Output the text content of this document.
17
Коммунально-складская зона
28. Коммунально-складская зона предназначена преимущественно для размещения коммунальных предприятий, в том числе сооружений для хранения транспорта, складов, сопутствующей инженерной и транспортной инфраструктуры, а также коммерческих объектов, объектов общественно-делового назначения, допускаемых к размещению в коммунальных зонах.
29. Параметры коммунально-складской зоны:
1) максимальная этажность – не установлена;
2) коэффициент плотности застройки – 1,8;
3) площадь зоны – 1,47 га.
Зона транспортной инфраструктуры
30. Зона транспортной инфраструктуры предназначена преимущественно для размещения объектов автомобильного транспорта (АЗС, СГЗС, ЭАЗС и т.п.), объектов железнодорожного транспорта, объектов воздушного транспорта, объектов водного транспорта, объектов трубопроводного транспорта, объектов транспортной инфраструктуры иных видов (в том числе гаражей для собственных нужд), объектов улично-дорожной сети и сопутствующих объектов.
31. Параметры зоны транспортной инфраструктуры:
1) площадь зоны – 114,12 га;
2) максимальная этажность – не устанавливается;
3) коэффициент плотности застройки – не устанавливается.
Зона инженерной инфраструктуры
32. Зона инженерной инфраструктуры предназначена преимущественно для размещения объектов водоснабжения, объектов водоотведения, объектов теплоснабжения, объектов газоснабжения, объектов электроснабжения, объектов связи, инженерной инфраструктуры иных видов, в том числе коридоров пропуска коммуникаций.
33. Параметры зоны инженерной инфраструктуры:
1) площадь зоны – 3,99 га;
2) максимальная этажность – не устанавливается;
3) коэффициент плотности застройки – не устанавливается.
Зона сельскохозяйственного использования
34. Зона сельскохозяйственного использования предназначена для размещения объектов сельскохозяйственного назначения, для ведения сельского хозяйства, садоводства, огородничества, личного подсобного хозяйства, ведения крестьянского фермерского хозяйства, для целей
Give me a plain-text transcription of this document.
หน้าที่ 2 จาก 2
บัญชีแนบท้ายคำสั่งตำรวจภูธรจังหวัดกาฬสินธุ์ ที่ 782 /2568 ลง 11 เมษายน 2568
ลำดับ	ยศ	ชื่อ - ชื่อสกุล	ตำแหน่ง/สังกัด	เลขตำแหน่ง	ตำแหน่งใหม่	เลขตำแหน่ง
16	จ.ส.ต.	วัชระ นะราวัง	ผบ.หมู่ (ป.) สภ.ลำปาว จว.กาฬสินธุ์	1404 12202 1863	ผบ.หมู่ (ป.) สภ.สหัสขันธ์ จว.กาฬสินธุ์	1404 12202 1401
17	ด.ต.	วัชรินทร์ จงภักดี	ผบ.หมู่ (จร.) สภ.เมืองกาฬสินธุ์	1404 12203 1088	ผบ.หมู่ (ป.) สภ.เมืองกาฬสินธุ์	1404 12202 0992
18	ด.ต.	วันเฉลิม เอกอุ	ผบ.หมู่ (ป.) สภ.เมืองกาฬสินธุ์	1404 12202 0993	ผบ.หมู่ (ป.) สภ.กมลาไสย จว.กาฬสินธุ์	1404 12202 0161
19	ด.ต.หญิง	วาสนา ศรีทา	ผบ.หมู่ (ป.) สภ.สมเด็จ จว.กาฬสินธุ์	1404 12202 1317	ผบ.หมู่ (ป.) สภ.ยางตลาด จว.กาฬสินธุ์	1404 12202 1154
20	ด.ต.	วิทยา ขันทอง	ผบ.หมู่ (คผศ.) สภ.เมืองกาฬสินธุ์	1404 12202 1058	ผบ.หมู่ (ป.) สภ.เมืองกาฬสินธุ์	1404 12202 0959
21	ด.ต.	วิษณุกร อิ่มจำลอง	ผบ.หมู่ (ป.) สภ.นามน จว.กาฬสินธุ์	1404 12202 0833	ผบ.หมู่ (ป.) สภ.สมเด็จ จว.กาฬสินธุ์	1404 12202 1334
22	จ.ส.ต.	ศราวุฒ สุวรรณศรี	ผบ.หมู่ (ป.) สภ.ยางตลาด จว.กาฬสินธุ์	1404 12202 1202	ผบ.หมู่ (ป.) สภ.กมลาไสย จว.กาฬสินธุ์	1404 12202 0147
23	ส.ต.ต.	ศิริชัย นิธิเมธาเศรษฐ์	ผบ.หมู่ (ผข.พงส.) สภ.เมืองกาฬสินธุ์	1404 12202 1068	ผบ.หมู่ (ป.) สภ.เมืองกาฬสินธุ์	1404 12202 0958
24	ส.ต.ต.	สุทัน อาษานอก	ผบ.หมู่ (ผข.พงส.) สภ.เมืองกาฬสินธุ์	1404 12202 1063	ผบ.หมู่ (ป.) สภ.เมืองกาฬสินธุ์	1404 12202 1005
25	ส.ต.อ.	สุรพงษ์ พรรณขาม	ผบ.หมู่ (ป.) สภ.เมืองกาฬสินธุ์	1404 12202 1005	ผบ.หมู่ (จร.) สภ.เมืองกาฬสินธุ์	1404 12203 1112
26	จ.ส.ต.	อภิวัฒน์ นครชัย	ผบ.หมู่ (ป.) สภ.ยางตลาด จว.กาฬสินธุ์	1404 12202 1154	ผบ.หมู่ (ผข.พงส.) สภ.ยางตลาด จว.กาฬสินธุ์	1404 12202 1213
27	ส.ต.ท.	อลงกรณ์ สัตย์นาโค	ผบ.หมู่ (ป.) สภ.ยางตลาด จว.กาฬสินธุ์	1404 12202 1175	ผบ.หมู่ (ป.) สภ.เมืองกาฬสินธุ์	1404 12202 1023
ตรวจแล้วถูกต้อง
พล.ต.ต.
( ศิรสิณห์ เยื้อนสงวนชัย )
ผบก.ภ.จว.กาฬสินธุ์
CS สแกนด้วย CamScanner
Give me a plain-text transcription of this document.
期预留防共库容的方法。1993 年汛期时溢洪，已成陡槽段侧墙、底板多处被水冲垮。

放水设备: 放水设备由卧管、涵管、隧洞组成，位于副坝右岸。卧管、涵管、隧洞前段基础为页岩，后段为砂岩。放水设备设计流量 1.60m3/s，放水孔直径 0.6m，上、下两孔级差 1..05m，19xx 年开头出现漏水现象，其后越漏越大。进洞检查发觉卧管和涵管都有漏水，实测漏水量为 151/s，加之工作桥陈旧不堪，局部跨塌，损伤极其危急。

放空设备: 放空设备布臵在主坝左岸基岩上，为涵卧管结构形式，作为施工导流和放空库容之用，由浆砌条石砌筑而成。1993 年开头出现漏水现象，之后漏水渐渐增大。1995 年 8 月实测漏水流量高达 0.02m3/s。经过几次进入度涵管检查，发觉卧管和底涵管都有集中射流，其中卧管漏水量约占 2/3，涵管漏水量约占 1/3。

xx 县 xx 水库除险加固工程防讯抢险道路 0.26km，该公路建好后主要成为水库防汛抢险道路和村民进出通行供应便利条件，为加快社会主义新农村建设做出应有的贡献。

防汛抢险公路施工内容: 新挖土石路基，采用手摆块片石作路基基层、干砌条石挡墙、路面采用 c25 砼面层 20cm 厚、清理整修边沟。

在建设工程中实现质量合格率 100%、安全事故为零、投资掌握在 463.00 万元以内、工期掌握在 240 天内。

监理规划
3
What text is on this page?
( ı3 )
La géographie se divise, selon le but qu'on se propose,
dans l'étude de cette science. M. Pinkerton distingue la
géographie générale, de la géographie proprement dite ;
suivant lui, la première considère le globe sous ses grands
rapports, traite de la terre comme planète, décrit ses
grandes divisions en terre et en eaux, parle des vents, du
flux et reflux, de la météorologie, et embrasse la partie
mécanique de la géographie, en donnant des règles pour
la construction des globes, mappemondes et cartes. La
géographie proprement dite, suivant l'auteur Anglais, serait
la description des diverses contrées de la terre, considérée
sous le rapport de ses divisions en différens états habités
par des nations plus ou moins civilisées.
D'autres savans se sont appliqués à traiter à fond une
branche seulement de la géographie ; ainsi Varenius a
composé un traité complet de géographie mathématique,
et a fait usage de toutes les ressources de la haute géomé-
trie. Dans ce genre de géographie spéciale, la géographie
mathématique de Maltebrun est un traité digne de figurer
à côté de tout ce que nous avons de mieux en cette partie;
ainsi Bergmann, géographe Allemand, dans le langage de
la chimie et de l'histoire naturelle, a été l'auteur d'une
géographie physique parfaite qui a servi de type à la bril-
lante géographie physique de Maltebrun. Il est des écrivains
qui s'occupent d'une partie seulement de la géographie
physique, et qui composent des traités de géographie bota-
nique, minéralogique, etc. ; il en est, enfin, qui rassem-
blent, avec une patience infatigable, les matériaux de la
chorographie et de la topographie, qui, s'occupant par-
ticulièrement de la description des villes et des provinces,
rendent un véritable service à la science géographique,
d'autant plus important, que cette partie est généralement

───

▸ WHAT THIS TASK INVOLVES:
Report every line in the data above in which the word "dite" appears.

▸ RESPONSE BELOW:
géographie générale, de la géographie proprement dite ;
géographie proprement dite, suivant l'auteur Anglais, serait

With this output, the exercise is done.